* What you will do:
Leaving out the pictures, transcribe all of the records faithfully.

* Given records:
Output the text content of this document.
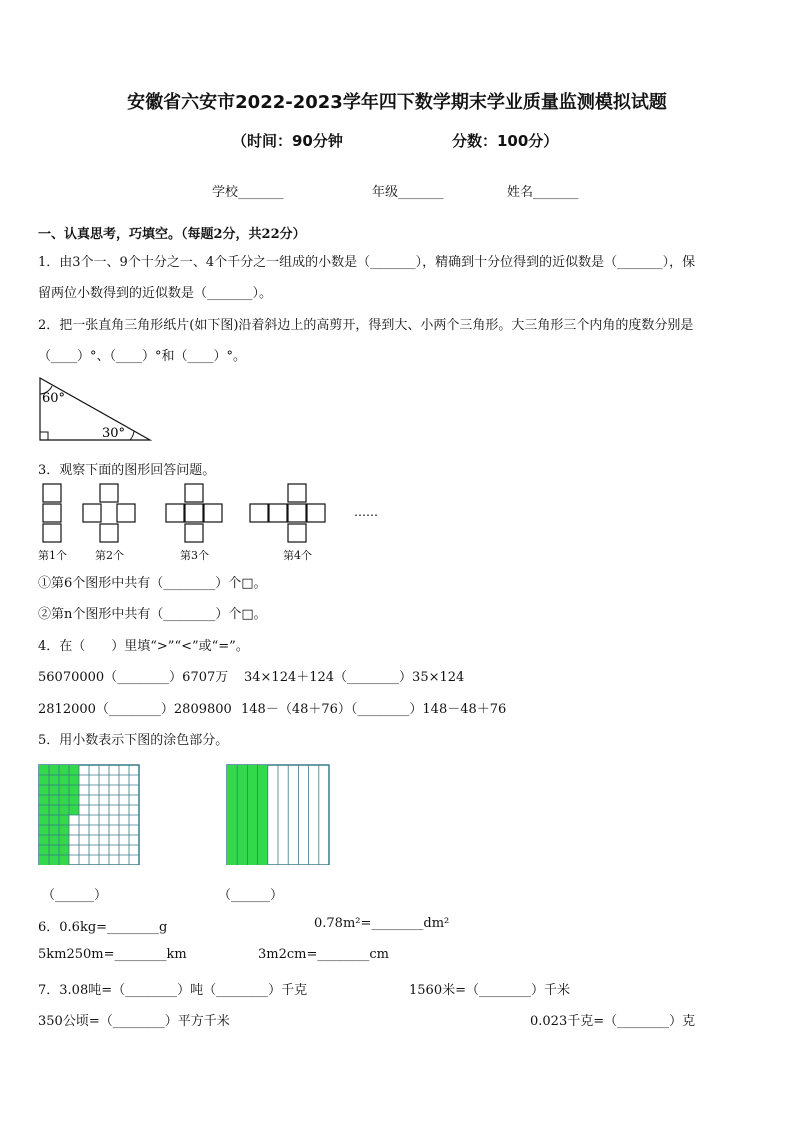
安徽省六安市2022-2023学年四下数学期末学业质量监测模拟试题
（时间：90分钟	分数：100分）
学校_______	年级_______	姓名_______
一、认真思考，巧填空。（每题2分，共22分）
1．由3个一、9个十分之一、4个千分之一组成的小数是（_______），精确到十分位得到的近似数是（_______），保
留两位小数得到的近似数是（_______）。
2．把一张直角三角形纸片(如下图)沿着斜边上的高剪开，得到大、小两个三角形。大三角形三个内角的度数分别是
（____）°、（____）°和（____）°。
60°
30°
3．观察下面的图形回答问题。
……
第1个	第2个	第3个	第4个
①第6个图形中共有（________）个□。
②第n个图形中共有（________）个□。
4．在（　　）里填“>”“<”或“=”。
56070000（________）6707万 34×124＋124（________）35×124
2812000（________）2809800 148－（48＋76）（________）148－48＋76
5．用小数表示下图的涂色部分。
（______）	（______）
6．0.6kg=________g	0.78m²=________dm²
5km250m=________km	3m2cm=________cm
7．3.08吨=（________）吨（________）千克	1560米=（________）千米
350公顷=（________）平方千米	0.023千克=（________）克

* Task result:
Output the text content of this document.
安徽省六安市2022-2023学年四下数学期末学业质量监测模拟试题
（时间：90分钟	分数：100分）
学校_______	年级_______	姓名_______
一、认真思考，巧填空。（每题2分，共22分）
1．由3个一、9个十分之一、4个千分之一组成的小数是（_______），精确到十分位得到的近似数是（_______），保
留两位小数得到的近似数是（_______）。
2．把一张直角三角形纸片(如下图)沿着斜边上的高剪开，得到大、小两个三角形。大三角形三个内角的度数分别是
（____）°、（____）°和（____）°。
60°
30°
3．观察下面的图形回答问题。
……
第1个	第2个	第3个	第4个
①第6个图形中共有（________）个□。
②第n个图形中共有（________）个□。
4．在（　　）里填“>”“<”或“=”。
56070000（________）6707万 34×124＋124（________）35×124
2812000（________）2809800 148－（48＋76）（________）148－48＋76
5．用小数表示下图的涂色部分。
（______）	（______）
6．0.6kg=________g	0.78m²=________dm²
5km250m=________km	3m2cm=________cm
7．3.08吨=（________）吨（________）千克	1560米=（________）千米
350公顷=（________）平方千米	0.023千克=（________）克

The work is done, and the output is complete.